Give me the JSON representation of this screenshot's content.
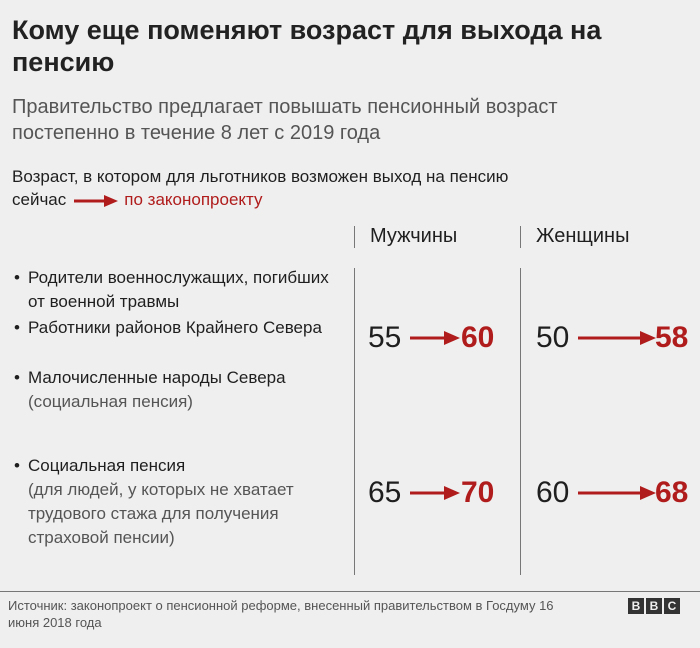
{
  "title": "Кому еще поменяют возраст для выхода на пенсию",
  "subtitle": "Правительство предлагает повышать пенсионный возраст постепенно в течение 8 лет с 2019 года",
  "legend": {
    "line1": "Возраст, в котором для льготников возможен выход на пенсию",
    "now_word": "сейчас",
    "bill_word": "по законопроекту"
  },
  "chart_data": {
    "type": "table",
    "columns": [
      "Мужчины",
      "Женщины"
    ],
    "groups": [
      {
        "items": [
          {
            "title": "Родители военнослужащих, погибших от военной травмы",
            "note": ""
          },
          {
            "title": "Работники районов Крайнего Севера",
            "note": ""
          },
          {
            "title": "Малочисленные народы Севера",
            "note": "(социальная пенсия)"
          }
        ],
        "men": {
          "current": 55,
          "proposed": 60
        },
        "women": {
          "current": 50,
          "proposed": 58
        }
      },
      {
        "items": [
          {
            "title": "Социальная пенсия",
            "note": "(для людей, у которых не хватает трудового стажа для получения страховой пенсии)"
          }
        ],
        "men": {
          "current": 65,
          "proposed": 70
        },
        "women": {
          "current": 60,
          "proposed": 68
        }
      }
    ]
  },
  "source": "Источник: законопроект о пенсионной реформе, внесенный правительством в Госдуму 16 июня 2018 года",
  "logo": [
    "B",
    "B",
    "C"
  ],
  "colors": {
    "accent": "#b01c1c",
    "text": "#1f1f1f",
    "muted": "#555555",
    "background": "#efefef"
  }
}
---
- _Exercise directions_: In the records above, how many lines contain the string "proposed"? State that number only.

- _Completed exercise_: 4